_Records about charts and figures_:

——

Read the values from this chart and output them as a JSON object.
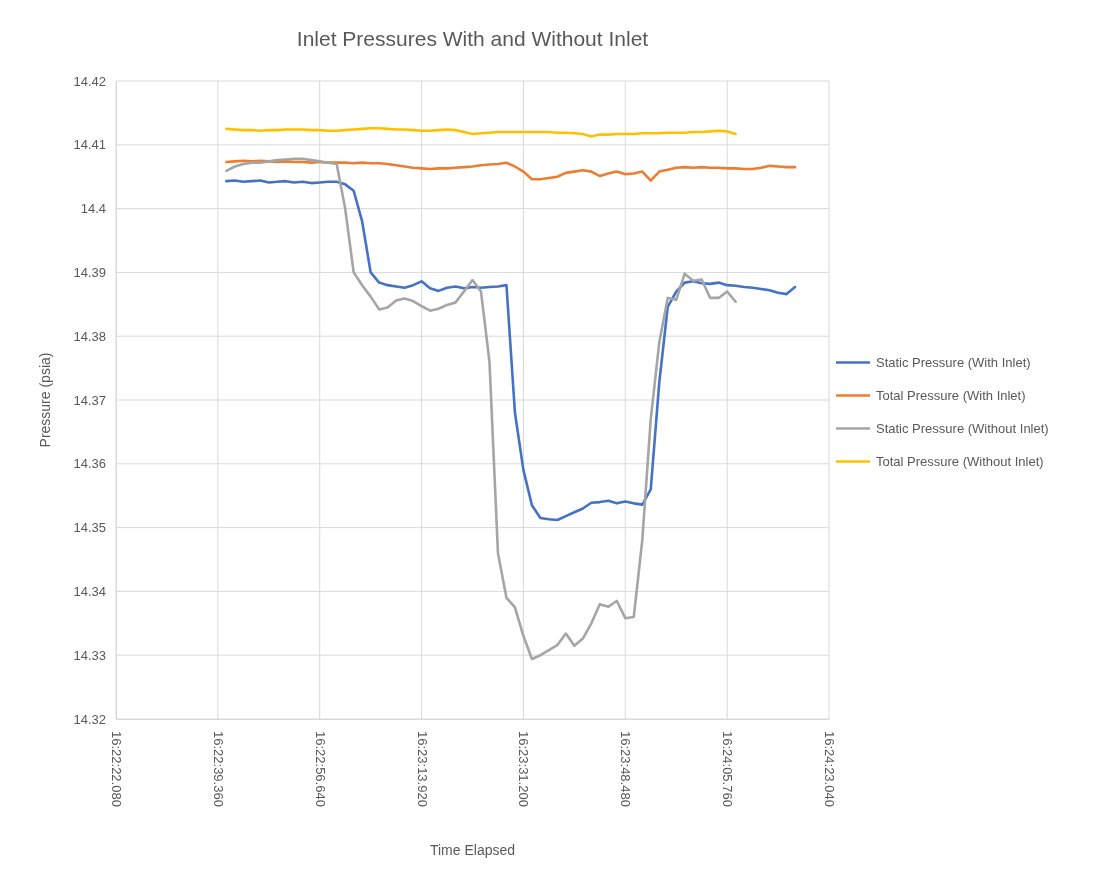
{
  "chart_data": {
    "type": "line",
    "title": "Inlet Pressures With and Without Inlet",
    "xlabel": "Time Elapsed",
    "ylabel": "Pressure (psia)",
    "categories": [
      "16:22:22.080",
      null,
      null,
      null,
      null,
      null,
      null,
      null,
      null,
      null,
      null,
      null,
      "16:22:39.360",
      null,
      null,
      null,
      null,
      null,
      null,
      null,
      null,
      null,
      null,
      null,
      "16:22:56.640",
      null,
      null,
      null,
      null,
      null,
      null,
      null,
      null,
      null,
      null,
      null,
      "16:23:13.920",
      null,
      null,
      null,
      null,
      null,
      null,
      null,
      null,
      null,
      null,
      null,
      "16:23:31.200",
      null,
      null,
      null,
      null,
      null,
      null,
      null,
      null,
      null,
      null,
      null,
      "16:23:48.480",
      null,
      null,
      null,
      null,
      null,
      null,
      null,
      null,
      null,
      null,
      null,
      "16:24:05.760",
      null,
      null,
      null,
      null,
      null,
      null,
      null,
      null,
      null,
      null,
      null,
      "16:24:23.040"
    ],
    "ylim": [
      14.32,
      14.42
    ],
    "yticks": [
      14.32,
      14.33,
      14.34,
      14.35,
      14.36,
      14.37,
      14.38,
      14.39,
      {
        "value": 14.4,
        "label": "14.4"
      },
      14.41,
      14.42
    ],
    "grid": true,
    "legend": "right",
    "line_style": "solid",
    "series": [
      {
        "name": "Static Pressure (With Inlet)",
        "color": "#4472c4",
        "values": [
          null,
          null,
          null,
          null,
          null,
          null,
          null,
          null,
          null,
          null,
          null,
          null,
          null,
          14.4043,
          14.4044,
          14.4042,
          14.4043,
          14.4044,
          14.4041,
          14.4042,
          14.4043,
          14.4041,
          14.4042,
          14.404,
          14.4041,
          14.4042,
          14.4042,
          14.4038,
          14.4028,
          14.398,
          14.39,
          14.3884,
          14.388,
          14.3878,
          14.3876,
          14.388,
          14.3886,
          14.3875,
          14.3871,
          14.3876,
          14.3878,
          14.3875,
          14.3877,
          14.3876,
          14.3877,
          14.3878,
          14.388,
          14.368,
          14.359,
          14.3535,
          14.3515,
          14.3513,
          14.3512,
          14.3518,
          14.3524,
          14.353,
          14.3539,
          14.354,
          14.3542,
          14.3538,
          14.3541,
          14.3538,
          14.3536,
          14.356,
          14.3727,
          14.3846,
          14.387,
          14.3884,
          14.3886,
          14.3883,
          14.3882,
          14.3884,
          14.388,
          14.3879,
          14.3877,
          14.3876,
          14.3874,
          14.3872,
          14.3868,
          14.3866,
          14.3877,
          null,
          null,
          null,
          null
        ]
      },
      {
        "name": "Total Pressure (With Inlet)",
        "color": "#ed7d31",
        "values": [
          null,
          null,
          null,
          null,
          null,
          null,
          null,
          null,
          null,
          null,
          null,
          null,
          null,
          14.4073,
          14.4074,
          14.4075,
          14.4074,
          14.4075,
          14.4074,
          14.4073,
          14.4074,
          14.4073,
          14.4073,
          14.4072,
          14.4073,
          14.4072,
          14.4072,
          14.4072,
          14.4071,
          14.4072,
          14.4071,
          14.4071,
          14.407,
          14.4068,
          14.4066,
          14.4064,
          14.4063,
          14.4062,
          14.4063,
          14.4063,
          14.4064,
          14.4065,
          14.4066,
          14.4068,
          14.4069,
          14.407,
          14.4072,
          14.4066,
          14.4058,
          14.4046,
          14.4046,
          14.4048,
          14.405,
          14.4056,
          14.4058,
          14.406,
          14.4058,
          14.4051,
          14.4055,
          14.4058,
          14.4054,
          14.4055,
          14.4058,
          14.4044,
          14.4058,
          14.4061,
          14.4064,
          14.4065,
          14.4064,
          14.4065,
          14.4064,
          14.4064,
          14.4063,
          14.4063,
          14.4062,
          14.4062,
          14.4064,
          14.4067,
          14.4066,
          14.4065,
          14.4065,
          null,
          null,
          null,
          null
        ]
      },
      {
        "name": "Static Pressure (Without Inlet)",
        "color": "#a5a5a5",
        "values": [
          null,
          null,
          null,
          null,
          null,
          null,
          null,
          null,
          null,
          null,
          null,
          null,
          null,
          14.4059,
          14.4066,
          14.407,
          14.4072,
          14.4072,
          14.4074,
          14.4076,
          14.4077,
          14.4078,
          14.4078,
          14.4076,
          14.4074,
          14.4072,
          14.407,
          14.4,
          14.39,
          14.388,
          14.3862,
          14.3842,
          14.3845,
          14.3856,
          14.3859,
          14.3855,
          14.3847,
          14.384,
          14.3843,
          14.3849,
          14.3853,
          14.387,
          14.3888,
          14.387,
          14.376,
          14.346,
          14.339,
          14.3375,
          14.333,
          14.3294,
          14.33,
          14.3308,
          14.3316,
          14.3334,
          14.3315,
          14.3326,
          14.335,
          14.338,
          14.3376,
          14.3385,
          14.3358,
          14.336,
          14.348,
          14.367,
          14.379,
          14.386,
          14.3857,
          14.3898,
          14.3887,
          14.3889,
          14.386,
          14.386,
          14.387,
          14.3854,
          null,
          null,
          null,
          null,
          null,
          null,
          null,
          null,
          null,
          null,
          null
        ]
      },
      {
        "name": "Total Pressure (Without Inlet)",
        "color": "#ffc000",
        "values": [
          null,
          null,
          null,
          null,
          null,
          null,
          null,
          null,
          null,
          null,
          null,
          null,
          null,
          14.4125,
          14.4124,
          14.4123,
          14.4123,
          14.4122,
          14.4123,
          14.4123,
          14.4124,
          14.4124,
          14.4124,
          14.4123,
          14.4123,
          14.4122,
          14.4122,
          14.4123,
          14.4124,
          14.4125,
          14.4126,
          14.4126,
          14.4125,
          14.4124,
          14.4124,
          14.4123,
          14.4122,
          14.4122,
          14.4123,
          14.4124,
          14.4123,
          14.412,
          14.4117,
          14.4118,
          14.4119,
          14.412,
          14.412,
          14.412,
          14.412,
          14.412,
          14.412,
          14.412,
          14.4119,
          14.4119,
          14.4118,
          14.4117,
          14.4113,
          14.4116,
          14.4116,
          14.4117,
          14.4117,
          14.4117,
          14.4118,
          14.4118,
          14.4118,
          14.4119,
          14.4119,
          14.4119,
          14.412,
          14.412,
          14.4121,
          14.4122,
          14.4121,
          14.4117,
          null,
          null,
          null,
          null,
          null,
          null,
          null,
          null,
          null,
          null,
          null
        ]
      }
    ]
  }
}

——

_PROBLEM DETAILS_: Restate the data above word for word. Do not include the images.

_SOLUTION TO THIS PROBLEM_:
Read the values from this chart and output them as a JSON object.
{
  "chart_data": {
    "type": "line",
    "title": "Inlet Pressures With and Without Inlet",
    "xlabel": "Time Elapsed",
    "ylabel": "Pressure (psia)",
    "categories": [
      "16:22:22.080",
      null,
      null,
      null,
      null,
      null,
      null,
      null,
      null,
      null,
      null,
      null,
      "16:22:39.360",
      null,
      null,
      null,
      null,
      null,
      null,
      null,
      null,
      null,
      null,
      null,
      "16:22:56.640",
      null,
      null,
      null,
      null,
      null,
      null,
      null,
      null,
      null,
      null,
      null,
      "16:23:13.920",
      null,
      null,
      null,
      null,
      null,
      null,
      null,
      null,
      null,
      null,
      null,
      "16:23:31.200",
      null,
      null,
      null,
      null,
      null,
      null,
      null,
      null,
      null,
      null,
      null,
      "16:23:48.480",
      null,
      null,
      null,
      null,
      null,
      null,
      null,
      null,
      null,
      null,
      null,
      "16:24:05.760",
      null,
      null,
      null,
      null,
      null,
      null,
      null,
      null,
      null,
      null,
      null,
      "16:24:23.040"
    ],
    "ylim": [
      14.32,
      14.42
    ],
    "yticks": [
      14.32,
      14.33,
      14.34,
      14.35,
      14.36,
      14.37,
      14.38,
      14.39,
      {
        "value": 14.4,
        "label": "14.4"
      },
      14.41,
      14.42
    ],
    "grid": true,
    "legend": "right",
    "line_style": "solid",
    "series": [
      {
        "name": "Static Pressure (With Inlet)",
        "color": "#4472c4",
        "values": [
          null,
          null,
          null,
          null,
          null,
          null,
          null,
          null,
          null,
          null,
          null,
          null,
          null,
          14.4043,
          14.4044,
          14.4042,
          14.4043,
          14.4044,
          14.4041,
          14.4042,
          14.4043,
          14.4041,
          14.4042,
          14.404,
          14.4041,
          14.4042,
          14.4042,
          14.4038,
          14.4028,
          14.398,
          14.39,
          14.3884,
          14.388,
          14.3878,
          14.3876,
          14.388,
          14.3886,
          14.3875,
          14.3871,
          14.3876,
          14.3878,
          14.3875,
          14.3877,
          14.3876,
          14.3877,
          14.3878,
          14.388,
          14.368,
          14.359,
          14.3535,
          14.3515,
          14.3513,
          14.3512,
          14.3518,
          14.3524,
          14.353,
          14.3539,
          14.354,
          14.3542,
          14.3538,
          14.3541,
          14.3538,
          14.3536,
          14.356,
          14.3727,
          14.3846,
          14.387,
          14.3884,
          14.3886,
          14.3883,
          14.3882,
          14.3884,
          14.388,
          14.3879,
          14.3877,
          14.3876,
          14.3874,
          14.3872,
          14.3868,
          14.3866,
          14.3877,
          null,
          null,
          null,
          null
        ]
      },
      {
        "name": "Total Pressure (With Inlet)",
        "color": "#ed7d31",
        "values": [
          null,
          null,
          null,
          null,
          null,
          null,
          null,
          null,
          null,
          null,
          null,
          null,
          null,
          14.4073,
          14.4074,
          14.4075,
          14.4074,
          14.4075,
          14.4074,
          14.4073,
          14.4074,
          14.4073,
          14.4073,
          14.4072,
          14.4073,
          14.4072,
          14.4072,
          14.4072,
          14.4071,
          14.4072,
          14.4071,
          14.4071,
          14.407,
          14.4068,
          14.4066,
          14.4064,
          14.4063,
          14.4062,
          14.4063,
          14.4063,
          14.4064,
          14.4065,
          14.4066,
          14.4068,
          14.4069,
          14.407,
          14.4072,
          14.4066,
          14.4058,
          14.4046,
          14.4046,
          14.4048,
          14.405,
          14.4056,
          14.4058,
          14.406,
          14.4058,
          14.4051,
          14.4055,
          14.4058,
          14.4054,
          14.4055,
          14.4058,
          14.4044,
          14.4058,
          14.4061,
          14.4064,
          14.4065,
          14.4064,
          14.4065,
          14.4064,
          14.4064,
          14.4063,
          14.4063,
          14.4062,
          14.4062,
          14.4064,
          14.4067,
          14.4066,
          14.4065,
          14.4065,
          null,
          null,
          null,
          null
        ]
      },
      {
        "name": "Static Pressure (Without Inlet)",
        "color": "#a5a5a5",
        "values": [
          null,
          null,
          null,
          null,
          null,
          null,
          null,
          null,
          null,
          null,
          null,
          null,
          null,
          14.4059,
          14.4066,
          14.407,
          14.4072,
          14.4072,
          14.4074,
          14.4076,
          14.4077,
          14.4078,
          14.4078,
          14.4076,
          14.4074,
          14.4072,
          14.407,
          14.4,
          14.39,
          14.388,
          14.3862,
          14.3842,
          14.3845,
          14.3856,
          14.3859,
          14.3855,
          14.3847,
          14.384,
          14.3843,
          14.3849,
          14.3853,
          14.387,
          14.3888,
          14.387,
          14.376,
          14.346,
          14.339,
          14.3375,
          14.333,
          14.3294,
          14.33,
          14.3308,
          14.3316,
          14.3334,
          14.3315,
          14.3326,
          14.335,
          14.338,
          14.3376,
          14.3385,
          14.3358,
          14.336,
          14.348,
          14.367,
          14.379,
          14.386,
          14.3857,
          14.3898,
          14.3887,
          14.3889,
          14.386,
          14.386,
          14.387,
          14.3854,
          null,
          null,
          null,
          null,
          null,
          null,
          null,
          null,
          null,
          null,
          null
        ]
      },
      {
        "name": "Total Pressure (Without Inlet)",
        "color": "#ffc000",
        "values": [
          null,
          null,
          null,
          null,
          null,
          null,
          null,
          null,
          null,
          null,
          null,
          null,
          null,
          14.4125,
          14.4124,
          14.4123,
          14.4123,
          14.4122,
          14.4123,
          14.4123,
          14.4124,
          14.4124,
          14.4124,
          14.4123,
          14.4123,
          14.4122,
          14.4122,
          14.4123,
          14.4124,
          14.4125,
          14.4126,
          14.4126,
          14.4125,
          14.4124,
          14.4124,
          14.4123,
          14.4122,
          14.4122,
          14.4123,
          14.4124,
          14.4123,
          14.412,
          14.4117,
          14.4118,
          14.4119,
          14.412,
          14.412,
          14.412,
          14.412,
          14.412,
          14.412,
          14.412,
          14.4119,
          14.4119,
          14.4118,
          14.4117,
          14.4113,
          14.4116,
          14.4116,
          14.4117,
          14.4117,
          14.4117,
          14.4118,
          14.4118,
          14.4118,
          14.4119,
          14.4119,
          14.4119,
          14.412,
          14.412,
          14.4121,
          14.4122,
          14.4121,
          14.4117,
          null,
          null,
          null,
          null,
          null,
          null,
          null,
          null,
          null,
          null,
          null
        ]
      }
    ]
  }
}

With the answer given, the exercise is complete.